Go through the data below and gather each line containing "Booster".

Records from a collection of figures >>
========

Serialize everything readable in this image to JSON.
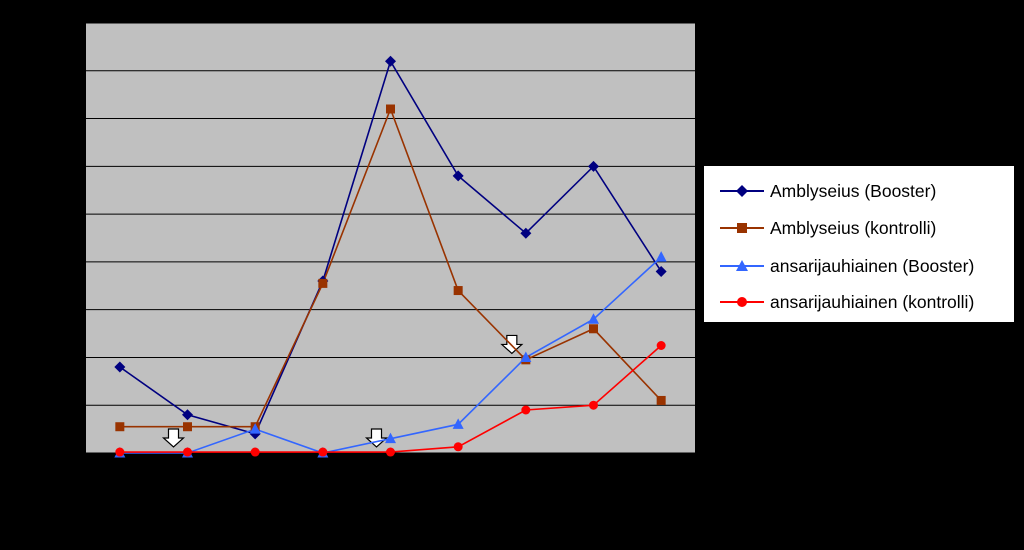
{
  "chart_data": {
    "type": "line",
    "title": "",
    "xlabel": "",
    "ylabel": "",
    "ylim": [
      0,
      90
    ],
    "yticks": [
      0,
      10,
      20,
      30,
      40,
      50,
      60,
      70,
      80,
      90
    ],
    "grid": true,
    "legend_position": "right",
    "plot_background": "#c0c0c0",
    "categories": [
      "",
      "",
      "",
      "",
      "",
      "",
      "",
      "",
      ""
    ],
    "group_labels": [
      {
        "label": "",
        "span": [
          0,
          4
        ]
      },
      {
        "label": "",
        "span": [
          5,
          8
        ]
      }
    ],
    "arrow_markers_at_category_index": [
      1,
      4,
      6
    ],
    "series": [
      {
        "name": "Amblyseius (Booster)",
        "color": "#000080",
        "marker": "diamond",
        "values": [
          18,
          8,
          4,
          36,
          82,
          58,
          46,
          60,
          38
        ]
      },
      {
        "name": "Amblyseius (kontrolli)",
        "color": "#993300",
        "marker": "square",
        "values": [
          5.5,
          5.5,
          5.5,
          35.5,
          72,
          34,
          19.5,
          26,
          11
        ]
      },
      {
        "name": "ansarijauhiainen (Booster)",
        "color": "#3366ff",
        "marker": "triangle",
        "values": [
          0,
          0,
          5,
          0,
          3,
          6,
          20,
          28,
          41
        ]
      },
      {
        "name": "ansarijauhiainen (kontrolli)",
        "color": "#ff0000",
        "marker": "circle",
        "values": [
          0.2,
          0.2,
          0.2,
          0.2,
          0.2,
          1.3,
          9,
          10,
          22.5
        ]
      }
    ]
  }
}
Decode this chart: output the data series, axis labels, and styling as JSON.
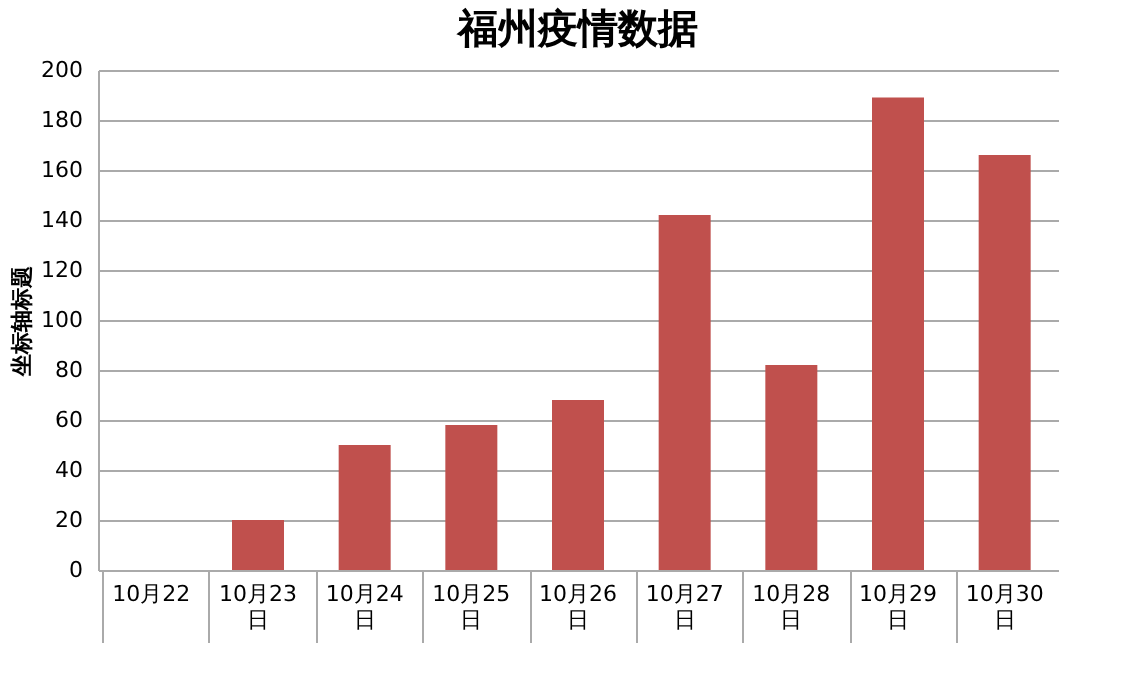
{
  "chart_data": {
    "type": "bar",
    "title": "福州疫情数据",
    "ylabel": "坐标轴标题",
    "categories": [
      "10月22",
      "10月23日",
      "10月24日",
      "10月25日",
      "10月26日",
      "10月27日",
      "10月28日",
      "10月29日",
      "10月30日"
    ],
    "values": [
      0,
      20,
      50,
      58,
      68,
      142,
      82,
      189,
      166
    ],
    "color": "#c0504d",
    "ylim": [
      0,
      200
    ],
    "yticks": [
      0,
      20,
      40,
      60,
      80,
      100,
      120,
      140,
      160,
      180,
      200
    ],
    "grid": "y"
  }
}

========

Solution for this exercise >>
        "name": "Amblyseius (Booster)",
        "name": "ansarijauhiainen (Booster)",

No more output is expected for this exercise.